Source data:
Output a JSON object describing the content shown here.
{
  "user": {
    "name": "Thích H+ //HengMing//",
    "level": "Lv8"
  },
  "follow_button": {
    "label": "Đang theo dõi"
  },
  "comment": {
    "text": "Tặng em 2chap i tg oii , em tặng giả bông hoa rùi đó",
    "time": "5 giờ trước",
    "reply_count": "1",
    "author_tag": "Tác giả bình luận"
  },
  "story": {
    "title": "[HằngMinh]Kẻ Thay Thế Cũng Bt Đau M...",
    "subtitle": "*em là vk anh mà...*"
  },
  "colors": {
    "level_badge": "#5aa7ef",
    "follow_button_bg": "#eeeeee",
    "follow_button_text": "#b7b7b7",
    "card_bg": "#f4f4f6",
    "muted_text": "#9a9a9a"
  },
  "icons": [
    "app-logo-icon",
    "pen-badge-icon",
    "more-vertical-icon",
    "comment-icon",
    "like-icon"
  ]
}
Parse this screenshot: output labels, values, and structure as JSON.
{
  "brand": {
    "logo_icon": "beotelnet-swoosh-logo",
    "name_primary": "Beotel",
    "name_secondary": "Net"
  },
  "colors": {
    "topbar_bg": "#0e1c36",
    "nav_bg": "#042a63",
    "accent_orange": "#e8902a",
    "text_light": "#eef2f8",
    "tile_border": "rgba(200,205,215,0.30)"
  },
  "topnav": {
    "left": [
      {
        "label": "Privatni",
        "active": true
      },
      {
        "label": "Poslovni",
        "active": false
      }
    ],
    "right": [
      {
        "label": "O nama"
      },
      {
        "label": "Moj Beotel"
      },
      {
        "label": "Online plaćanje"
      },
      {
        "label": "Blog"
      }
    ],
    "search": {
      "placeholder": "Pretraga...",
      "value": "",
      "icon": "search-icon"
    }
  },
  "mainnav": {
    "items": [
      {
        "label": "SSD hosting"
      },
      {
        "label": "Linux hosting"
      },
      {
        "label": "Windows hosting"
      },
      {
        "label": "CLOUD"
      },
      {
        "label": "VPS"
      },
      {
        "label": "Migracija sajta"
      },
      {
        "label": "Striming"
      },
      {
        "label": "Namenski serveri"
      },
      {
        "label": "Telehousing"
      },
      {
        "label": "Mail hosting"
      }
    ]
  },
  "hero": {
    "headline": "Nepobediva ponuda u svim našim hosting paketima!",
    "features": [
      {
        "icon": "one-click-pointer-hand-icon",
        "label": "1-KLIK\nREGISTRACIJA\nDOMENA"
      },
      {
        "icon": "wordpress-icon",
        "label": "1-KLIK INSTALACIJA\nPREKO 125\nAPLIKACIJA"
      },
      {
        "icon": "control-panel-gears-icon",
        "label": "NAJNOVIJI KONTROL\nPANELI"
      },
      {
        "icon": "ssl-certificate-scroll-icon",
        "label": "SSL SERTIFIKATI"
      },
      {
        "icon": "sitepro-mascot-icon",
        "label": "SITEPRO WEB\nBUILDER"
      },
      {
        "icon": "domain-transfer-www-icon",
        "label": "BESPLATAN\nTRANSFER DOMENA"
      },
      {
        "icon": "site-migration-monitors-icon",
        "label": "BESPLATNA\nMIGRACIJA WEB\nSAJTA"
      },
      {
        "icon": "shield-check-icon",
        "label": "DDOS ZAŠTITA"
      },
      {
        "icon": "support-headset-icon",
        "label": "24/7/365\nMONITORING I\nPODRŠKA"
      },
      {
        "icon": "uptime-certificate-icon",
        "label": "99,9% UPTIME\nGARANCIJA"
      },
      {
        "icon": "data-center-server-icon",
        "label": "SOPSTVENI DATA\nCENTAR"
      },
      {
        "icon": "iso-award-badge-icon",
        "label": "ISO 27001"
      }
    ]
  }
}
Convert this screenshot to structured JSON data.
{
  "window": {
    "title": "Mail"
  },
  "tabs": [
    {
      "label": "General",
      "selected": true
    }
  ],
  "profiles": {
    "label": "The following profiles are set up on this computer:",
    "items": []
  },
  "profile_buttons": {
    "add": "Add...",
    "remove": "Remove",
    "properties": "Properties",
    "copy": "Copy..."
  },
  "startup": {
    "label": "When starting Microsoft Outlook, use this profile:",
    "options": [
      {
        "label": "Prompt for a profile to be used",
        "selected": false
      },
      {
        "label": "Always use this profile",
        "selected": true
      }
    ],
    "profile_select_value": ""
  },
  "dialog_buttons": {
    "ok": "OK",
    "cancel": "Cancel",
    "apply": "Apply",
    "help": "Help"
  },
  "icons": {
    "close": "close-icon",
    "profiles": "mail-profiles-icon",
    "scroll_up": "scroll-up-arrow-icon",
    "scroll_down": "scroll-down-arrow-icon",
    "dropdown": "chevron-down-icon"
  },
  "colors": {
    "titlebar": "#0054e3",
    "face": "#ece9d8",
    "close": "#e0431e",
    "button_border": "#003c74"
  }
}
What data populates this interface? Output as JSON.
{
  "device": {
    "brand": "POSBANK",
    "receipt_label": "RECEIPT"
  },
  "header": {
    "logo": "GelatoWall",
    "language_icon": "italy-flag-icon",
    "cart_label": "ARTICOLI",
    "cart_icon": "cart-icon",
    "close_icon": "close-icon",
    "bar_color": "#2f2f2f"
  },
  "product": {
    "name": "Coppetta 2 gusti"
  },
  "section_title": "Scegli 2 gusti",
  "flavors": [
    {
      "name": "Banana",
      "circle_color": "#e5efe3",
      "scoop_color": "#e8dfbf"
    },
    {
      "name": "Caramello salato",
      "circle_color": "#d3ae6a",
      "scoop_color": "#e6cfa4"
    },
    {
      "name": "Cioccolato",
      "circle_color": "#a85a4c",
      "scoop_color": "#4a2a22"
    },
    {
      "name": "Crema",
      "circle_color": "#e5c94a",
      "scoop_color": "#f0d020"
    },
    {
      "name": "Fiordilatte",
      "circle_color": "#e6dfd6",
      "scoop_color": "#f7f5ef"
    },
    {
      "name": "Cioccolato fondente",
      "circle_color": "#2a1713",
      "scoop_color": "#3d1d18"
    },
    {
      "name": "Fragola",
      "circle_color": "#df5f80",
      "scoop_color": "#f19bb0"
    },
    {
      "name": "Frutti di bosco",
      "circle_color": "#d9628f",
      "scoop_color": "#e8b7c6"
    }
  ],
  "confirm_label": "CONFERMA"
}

### EXERCISE BRIEF
Quote all the records exactly, please, leaving none out.

### RESULT OF THE EXERCISE
Output a JSON object describing the content shown here.
{
  "user": {
    "name": "Thích H+ //HengMing//",
    "level": "Lv8"
  },
  "follow_button": {
    "label": "Đang theo dõi"
  },
  "comment": {
    "text": "Tặng em 2chap i tg oii , em tặng giả bông hoa rùi đó",
    "time": "5 giờ trước",
    "reply_count": "1",
    "author_tag": "Tác giả bình luận"
  },
  "story": {
    "title": "[HằngMinh]Kẻ Thay Thế Cũng Bt Đau M...",
    "subtitle": "*em là vk anh mà...*"
  },
  "colors": {
    "level_badge": "#5aa7ef",
    "follow_button_bg": "#eeeeee",
    "follow_button_text": "#b7b7b7",
    "card_bg": "#f4f4f6",
    "muted_text": "#9a9a9a"
  },
  "icons": [
    "app-logo-icon",
    "pen-badge-icon",
    "more-vertical-icon",
    "comment-icon",
    "like-icon"
  ]
}
Parse this screenshot: output labels, values, and structure as JSON.
{
  "brand": {
    "logo_icon": "beotelnet-swoosh-logo",
    "name_primary": "Beotel",
    "name_secondary": "Net"
  },
  "colors": {
    "topbar_bg": "#0e1c36",
    "nav_bg": "#042a63",
    "accent_orange": "#e8902a",
    "text_light": "#eef2f8",
    "tile_border": "rgba(200,205,215,0.30)"
  },
  "topnav": {
    "left": [
      {
        "label": "Privatni",
        "active": true
      },
      {
        "label": "Poslovni",
        "active": false
      }
    ],
    "right": [
      {
        "label": "O nama"
      },
      {
        "label": "Moj Beotel"
      },
      {
        "label": "Online plaćanje"
      },
      {
        "label": "Blog"
      }
    ],
    "search": {
      "placeholder": "Pretraga...",
      "value": "",
      "icon": "search-icon"
    }
  },
  "mainnav": {
    "items": [
      {
        "label": "SSD hosting"
      },
      {
        "label": "Linux hosting"
      },
      {
        "label": "Windows hosting"
      },
      {
        "label": "CLOUD"
      },
      {
        "label": "VPS"
      },
      {
        "label": "Migracija sajta"
      },
      {
        "label": "Striming"
      },
      {
        "label": "Namenski serveri"
      },
      {
        "label": "Telehousing"
      },
      {
        "label": "Mail hosting"
      }
    ]
  },
  "hero": {
    "headline": "Nepobediva ponuda u svim našim hosting paketima!",
    "features": [
      {
        "icon": "one-click-pointer-hand-icon",
        "label": "1-KLIK\nREGISTRACIJA\nDOMENA"
      },
      {
        "icon": "wordpress-icon",
        "label": "1-KLIK INSTALACIJA\nPREKO 125\nAPLIKACIJA"
      },
      {
        "icon": "control-panel-gears-icon",
        "label": "NAJNOVIJI KONTROL\nPANELI"
      },
      {
        "icon": "ssl-certificate-scroll-icon",
        "label": "SSL SERTIFIKATI"
      },
      {
        "icon": "sitepro-mascot-icon",
        "label": "SITEPRO WEB\nBUILDER"
      },
      {
        "icon": "domain-transfer-www-icon",
        "label": "BESPLATAN\nTRANSFER DOMENA"
      },
      {
        "icon": "site-migration-monitors-icon",
        "label": "BESPLATNA\nMIGRACIJA WEB\nSAJTA"
      },
      {
        "icon": "shield-check-icon",
        "label": "DDOS ZAŠTITA"
      },
      {
        "icon": "support-headset-icon",
        "label": "24/7/365\nMONITORING I\nPODRŠKA"
      },
      {
        "icon": "uptime-certificate-icon",
        "label": "99,9% UPTIME\nGARANCIJA"
      },
      {
        "icon": "data-center-server-icon",
        "label": "SOPSTVENI DATA\nCENTAR"
      },
      {
        "icon": "iso-award-badge-icon",
        "label": "ISO 27001"
      }
    ]
  }
}
Convert this screenshot to structured JSON data.
{
  "window": {
    "title": "Mail"
  },
  "tabs": [
    {
      "label": "General",
      "selected": true
    }
  ],
  "profiles": {
    "label": "The following profiles are set up on this computer:",
    "items": []
  },
  "profile_buttons": {
    "add": "Add...",
    "remove": "Remove",
    "properties": "Properties",
    "copy": "Copy..."
  },
  "startup": {
    "label": "When starting Microsoft Outlook, use this profile:",
    "options": [
      {
        "label": "Prompt for a profile to be used",
        "selected": false
      },
      {
        "label": "Always use this profile",
        "selected": true
      }
    ],
    "profile_select_value": ""
  },
  "dialog_buttons": {
    "ok": "OK",
    "cancel": "Cancel",
    "apply": "Apply",
    "help": "Help"
  },
  "icons": {
    "close": "close-icon",
    "profiles": "mail-profiles-icon",
    "scroll_up": "scroll-up-arrow-icon",
    "scroll_down": "scroll-down-arrow-icon",
    "dropdown": "chevron-down-icon"
  },
  "colors": {
    "titlebar": "#0054e3",
    "face": "#ece9d8",
    "close": "#e0431e",
    "button_border": "#003c74"
  }
}
What data populates this interface? Output as JSON.
{
  "device": {
    "brand": "POSBANK",
    "receipt_label": "RECEIPT"
  },
  "header": {
    "logo": "GelatoWall",
    "language_icon": "italy-flag-icon",
    "cart_label": "ARTICOLI",
    "cart_icon": "cart-icon",
    "close_icon": "close-icon",
    "bar_color": "#2f2f2f"
  },
  "product": {
    "name": "Coppetta 2 gusti"
  },
  "section_title": "Scegli 2 gusti",
  "flavors": [
    {
      "name": "Banana",
      "circle_color": "#e5efe3",
      "scoop_color": "#e8dfbf"
    },
    {
      "name": "Caramello salato",
      "circle_color": "#d3ae6a",
      "scoop_color": "#e6cfa4"
    },
    {
      "name": "Cioccolato",
      "circle_color": "#a85a4c",
      "scoop_color": "#4a2a22"
    },
    {
      "name": "Crema",
      "circle_color": "#e5c94a",
      "scoop_color": "#f0d020"
    },
    {
      "name": "Fiordilatte",
      "circle_color": "#e6dfd6",
      "scoop_color": "#f7f5ef"
    },
    {
      "name": "Cioccolato fondente",
      "circle_color": "#2a1713",
      "scoop_color": "#3d1d18"
    },
    {
      "name": "Fragola",
      "circle_color": "#df5f80",
      "scoop_color": "#f19bb0"
    },
    {
      "name": "Frutti di bosco",
      "circle_color": "#d9628f",
      "scoop_color": "#e8b7c6"
    }
  ],
  "confirm_label": "CONFERMA"
}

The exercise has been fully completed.